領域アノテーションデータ
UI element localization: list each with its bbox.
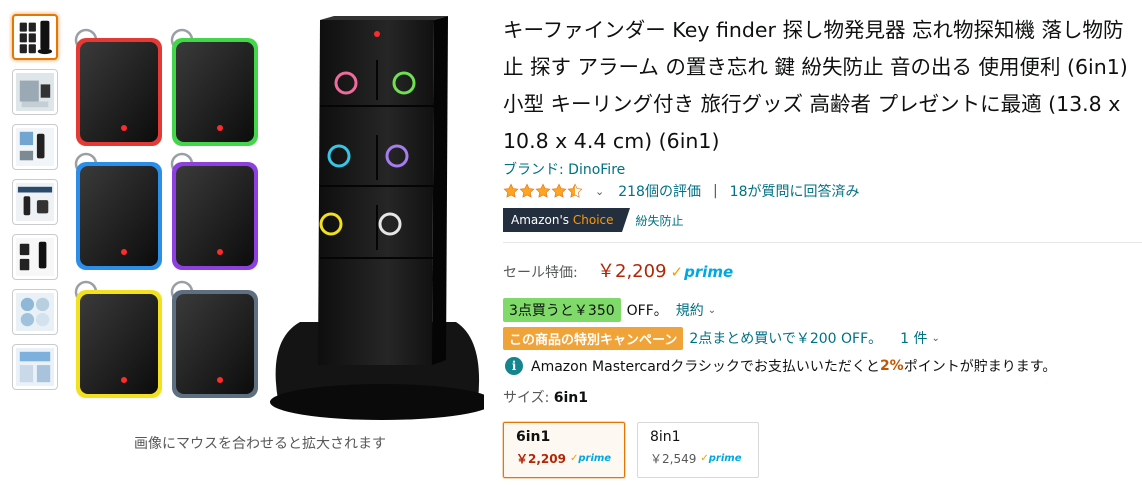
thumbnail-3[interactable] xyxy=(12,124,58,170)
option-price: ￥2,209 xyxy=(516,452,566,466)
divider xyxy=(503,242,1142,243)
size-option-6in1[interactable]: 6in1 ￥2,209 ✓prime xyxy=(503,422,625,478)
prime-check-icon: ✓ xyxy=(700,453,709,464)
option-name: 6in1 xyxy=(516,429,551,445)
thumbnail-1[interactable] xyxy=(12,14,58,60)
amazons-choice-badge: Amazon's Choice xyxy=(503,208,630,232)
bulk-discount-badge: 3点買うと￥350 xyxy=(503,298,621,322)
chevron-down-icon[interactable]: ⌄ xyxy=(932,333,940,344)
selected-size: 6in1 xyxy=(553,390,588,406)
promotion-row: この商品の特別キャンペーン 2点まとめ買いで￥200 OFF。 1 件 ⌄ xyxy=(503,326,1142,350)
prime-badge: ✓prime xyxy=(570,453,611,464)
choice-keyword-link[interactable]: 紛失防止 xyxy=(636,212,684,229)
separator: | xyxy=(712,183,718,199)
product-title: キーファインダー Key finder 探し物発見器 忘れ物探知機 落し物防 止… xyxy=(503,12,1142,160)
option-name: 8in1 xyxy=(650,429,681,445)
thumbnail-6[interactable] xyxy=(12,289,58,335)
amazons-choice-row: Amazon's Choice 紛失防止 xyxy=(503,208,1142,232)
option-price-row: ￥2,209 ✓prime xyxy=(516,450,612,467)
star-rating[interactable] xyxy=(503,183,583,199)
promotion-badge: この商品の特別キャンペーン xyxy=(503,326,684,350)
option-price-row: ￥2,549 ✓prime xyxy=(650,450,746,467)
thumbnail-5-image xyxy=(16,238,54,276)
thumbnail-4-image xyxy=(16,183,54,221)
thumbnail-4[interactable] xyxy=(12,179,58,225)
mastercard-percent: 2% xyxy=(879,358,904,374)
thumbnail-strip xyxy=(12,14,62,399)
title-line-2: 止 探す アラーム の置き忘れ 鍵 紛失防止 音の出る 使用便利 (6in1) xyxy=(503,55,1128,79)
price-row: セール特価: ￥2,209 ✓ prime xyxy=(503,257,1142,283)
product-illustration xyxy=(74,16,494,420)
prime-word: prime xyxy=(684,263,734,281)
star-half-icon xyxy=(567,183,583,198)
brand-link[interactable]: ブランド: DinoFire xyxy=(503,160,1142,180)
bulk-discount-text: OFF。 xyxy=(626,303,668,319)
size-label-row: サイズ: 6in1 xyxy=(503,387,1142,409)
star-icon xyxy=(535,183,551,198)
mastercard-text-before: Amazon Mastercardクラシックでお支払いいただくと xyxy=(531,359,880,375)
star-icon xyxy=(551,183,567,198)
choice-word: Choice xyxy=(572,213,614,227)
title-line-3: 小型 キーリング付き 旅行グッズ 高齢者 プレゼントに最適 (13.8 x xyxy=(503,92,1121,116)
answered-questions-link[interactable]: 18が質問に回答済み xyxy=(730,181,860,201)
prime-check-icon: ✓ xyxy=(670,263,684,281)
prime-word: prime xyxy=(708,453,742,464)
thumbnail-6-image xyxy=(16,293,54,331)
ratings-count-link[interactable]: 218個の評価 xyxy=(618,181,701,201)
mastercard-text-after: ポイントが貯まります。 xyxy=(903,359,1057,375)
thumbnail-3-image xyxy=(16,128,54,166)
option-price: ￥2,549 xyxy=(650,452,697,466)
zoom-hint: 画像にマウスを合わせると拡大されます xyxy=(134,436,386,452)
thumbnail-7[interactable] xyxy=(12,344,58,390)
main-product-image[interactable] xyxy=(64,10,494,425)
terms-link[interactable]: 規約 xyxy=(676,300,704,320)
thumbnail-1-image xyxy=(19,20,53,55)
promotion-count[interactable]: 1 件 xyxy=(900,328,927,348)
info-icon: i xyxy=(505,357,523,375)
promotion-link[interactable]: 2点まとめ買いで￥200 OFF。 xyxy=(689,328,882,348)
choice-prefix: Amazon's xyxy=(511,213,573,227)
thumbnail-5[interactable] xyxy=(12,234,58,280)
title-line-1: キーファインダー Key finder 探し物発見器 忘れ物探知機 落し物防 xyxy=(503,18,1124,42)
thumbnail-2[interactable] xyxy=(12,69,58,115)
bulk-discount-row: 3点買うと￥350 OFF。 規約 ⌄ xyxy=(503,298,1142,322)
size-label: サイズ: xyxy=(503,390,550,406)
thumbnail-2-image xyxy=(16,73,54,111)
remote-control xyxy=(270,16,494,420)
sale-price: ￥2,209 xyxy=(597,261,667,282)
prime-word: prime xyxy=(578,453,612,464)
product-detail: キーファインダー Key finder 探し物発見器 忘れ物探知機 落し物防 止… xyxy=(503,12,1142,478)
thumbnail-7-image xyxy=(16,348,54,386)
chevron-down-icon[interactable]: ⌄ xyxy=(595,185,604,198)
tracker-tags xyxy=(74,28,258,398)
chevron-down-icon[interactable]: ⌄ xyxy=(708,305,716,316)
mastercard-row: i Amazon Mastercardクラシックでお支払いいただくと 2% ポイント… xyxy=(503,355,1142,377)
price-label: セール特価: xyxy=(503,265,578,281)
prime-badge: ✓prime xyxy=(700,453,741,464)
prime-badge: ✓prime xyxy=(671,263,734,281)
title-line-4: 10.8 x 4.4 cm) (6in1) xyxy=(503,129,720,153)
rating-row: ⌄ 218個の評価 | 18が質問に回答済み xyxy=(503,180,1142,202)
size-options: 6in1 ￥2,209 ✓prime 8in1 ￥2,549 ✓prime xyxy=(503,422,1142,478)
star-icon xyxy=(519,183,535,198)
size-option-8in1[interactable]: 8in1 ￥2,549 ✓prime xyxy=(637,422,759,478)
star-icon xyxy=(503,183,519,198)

--

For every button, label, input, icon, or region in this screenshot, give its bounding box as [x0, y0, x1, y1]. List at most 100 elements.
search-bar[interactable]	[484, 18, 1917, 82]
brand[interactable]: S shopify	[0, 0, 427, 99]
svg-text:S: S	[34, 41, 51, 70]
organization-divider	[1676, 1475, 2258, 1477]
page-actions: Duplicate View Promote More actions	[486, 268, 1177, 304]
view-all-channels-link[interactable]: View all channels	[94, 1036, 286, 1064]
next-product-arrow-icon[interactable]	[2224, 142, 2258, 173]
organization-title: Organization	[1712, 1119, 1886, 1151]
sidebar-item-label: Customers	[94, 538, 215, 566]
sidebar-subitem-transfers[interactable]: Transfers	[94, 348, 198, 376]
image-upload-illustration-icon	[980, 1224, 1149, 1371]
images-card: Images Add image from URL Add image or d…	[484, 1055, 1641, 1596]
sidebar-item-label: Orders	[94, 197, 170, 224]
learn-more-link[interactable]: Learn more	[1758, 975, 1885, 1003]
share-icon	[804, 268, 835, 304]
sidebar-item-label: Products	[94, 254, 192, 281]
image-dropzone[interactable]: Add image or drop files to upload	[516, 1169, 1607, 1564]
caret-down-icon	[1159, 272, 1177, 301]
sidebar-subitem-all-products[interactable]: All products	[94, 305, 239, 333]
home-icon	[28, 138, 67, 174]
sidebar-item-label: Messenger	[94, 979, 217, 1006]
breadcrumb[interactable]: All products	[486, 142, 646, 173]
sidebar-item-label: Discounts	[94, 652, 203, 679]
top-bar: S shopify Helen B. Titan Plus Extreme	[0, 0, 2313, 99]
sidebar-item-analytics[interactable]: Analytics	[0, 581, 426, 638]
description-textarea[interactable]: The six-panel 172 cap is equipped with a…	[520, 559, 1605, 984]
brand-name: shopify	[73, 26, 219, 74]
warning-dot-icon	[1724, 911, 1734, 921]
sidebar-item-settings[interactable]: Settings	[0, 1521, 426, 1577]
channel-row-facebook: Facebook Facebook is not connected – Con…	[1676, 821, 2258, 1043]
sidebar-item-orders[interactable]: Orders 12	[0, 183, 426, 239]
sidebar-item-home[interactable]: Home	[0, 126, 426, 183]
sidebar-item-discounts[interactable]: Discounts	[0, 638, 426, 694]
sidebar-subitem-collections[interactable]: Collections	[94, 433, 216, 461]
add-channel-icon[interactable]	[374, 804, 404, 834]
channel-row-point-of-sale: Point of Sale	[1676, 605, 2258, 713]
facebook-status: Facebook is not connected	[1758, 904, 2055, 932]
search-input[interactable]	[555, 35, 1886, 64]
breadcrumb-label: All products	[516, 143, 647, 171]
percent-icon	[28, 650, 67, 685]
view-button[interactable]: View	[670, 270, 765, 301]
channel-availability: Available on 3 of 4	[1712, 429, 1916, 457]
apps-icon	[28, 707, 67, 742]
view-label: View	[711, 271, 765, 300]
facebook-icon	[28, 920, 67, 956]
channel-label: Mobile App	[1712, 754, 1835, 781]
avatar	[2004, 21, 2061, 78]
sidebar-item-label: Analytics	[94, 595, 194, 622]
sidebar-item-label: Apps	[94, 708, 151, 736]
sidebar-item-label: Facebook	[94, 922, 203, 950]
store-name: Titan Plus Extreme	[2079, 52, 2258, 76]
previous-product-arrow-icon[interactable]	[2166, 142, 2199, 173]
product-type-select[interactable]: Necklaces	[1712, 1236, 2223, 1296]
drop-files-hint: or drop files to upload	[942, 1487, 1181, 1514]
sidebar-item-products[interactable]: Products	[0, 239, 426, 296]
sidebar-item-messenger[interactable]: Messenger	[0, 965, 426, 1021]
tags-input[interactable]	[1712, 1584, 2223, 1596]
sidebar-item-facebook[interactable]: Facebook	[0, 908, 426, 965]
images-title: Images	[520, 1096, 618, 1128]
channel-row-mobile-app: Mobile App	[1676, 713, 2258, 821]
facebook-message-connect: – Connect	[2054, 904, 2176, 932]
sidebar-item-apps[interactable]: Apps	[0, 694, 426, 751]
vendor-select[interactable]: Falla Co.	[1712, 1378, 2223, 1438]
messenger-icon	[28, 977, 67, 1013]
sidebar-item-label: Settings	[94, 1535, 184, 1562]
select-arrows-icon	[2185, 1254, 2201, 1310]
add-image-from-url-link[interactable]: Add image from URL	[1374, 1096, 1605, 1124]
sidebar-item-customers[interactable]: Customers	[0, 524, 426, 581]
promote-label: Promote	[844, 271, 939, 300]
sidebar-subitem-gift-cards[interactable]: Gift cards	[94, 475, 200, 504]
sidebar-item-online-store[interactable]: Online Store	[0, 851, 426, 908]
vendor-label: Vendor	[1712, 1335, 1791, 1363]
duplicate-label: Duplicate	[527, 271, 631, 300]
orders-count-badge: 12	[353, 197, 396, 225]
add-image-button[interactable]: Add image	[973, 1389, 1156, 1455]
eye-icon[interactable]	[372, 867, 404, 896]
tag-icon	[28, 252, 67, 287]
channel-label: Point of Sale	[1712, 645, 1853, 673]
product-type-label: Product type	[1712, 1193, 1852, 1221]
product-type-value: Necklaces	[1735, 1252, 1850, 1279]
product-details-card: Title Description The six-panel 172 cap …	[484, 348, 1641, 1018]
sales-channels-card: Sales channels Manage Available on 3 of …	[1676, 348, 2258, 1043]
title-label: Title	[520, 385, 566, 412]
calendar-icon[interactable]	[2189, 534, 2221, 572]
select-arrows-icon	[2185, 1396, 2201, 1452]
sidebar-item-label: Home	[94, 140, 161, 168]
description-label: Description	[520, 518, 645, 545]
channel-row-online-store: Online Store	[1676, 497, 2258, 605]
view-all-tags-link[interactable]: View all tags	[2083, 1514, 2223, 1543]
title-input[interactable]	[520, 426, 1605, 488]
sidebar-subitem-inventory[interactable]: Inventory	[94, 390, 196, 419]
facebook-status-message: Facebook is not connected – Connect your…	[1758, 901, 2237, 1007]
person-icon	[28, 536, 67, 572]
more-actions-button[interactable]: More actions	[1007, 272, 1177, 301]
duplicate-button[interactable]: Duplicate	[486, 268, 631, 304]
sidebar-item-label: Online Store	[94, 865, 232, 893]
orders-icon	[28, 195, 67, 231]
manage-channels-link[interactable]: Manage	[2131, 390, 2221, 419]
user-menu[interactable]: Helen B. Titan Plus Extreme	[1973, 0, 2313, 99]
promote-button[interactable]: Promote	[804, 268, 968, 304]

# 指示内容
上のデータのうち、「thumbnail-3[interactable] xyxy=(12,124,58,170)」を含む行から始めて「bulk-discount-badge: 3点買うと￥350 xyxy=(503,298,621,322)」を含む行までを、一字一句変えずに複製してください。

# 問題の解答
thumbnail-3[interactable] xyxy=(12,124,58,170)
option-price: ￥2,209 xyxy=(516,452,566,466)
divider xyxy=(503,242,1142,243)
size-option-6in1[interactable]: 6in1 ￥2,209 ✓prime xyxy=(503,422,625,478)
prime-check-icon: ✓ xyxy=(700,453,709,464)
option-name: 6in1 xyxy=(516,429,551,445)
thumbnail-1[interactable] xyxy=(12,14,58,60)
amazons-choice-badge: Amazon's Choice xyxy=(503,208,630,232)
bulk-discount-badge: 3点買うと￥350 xyxy=(503,298,621,322)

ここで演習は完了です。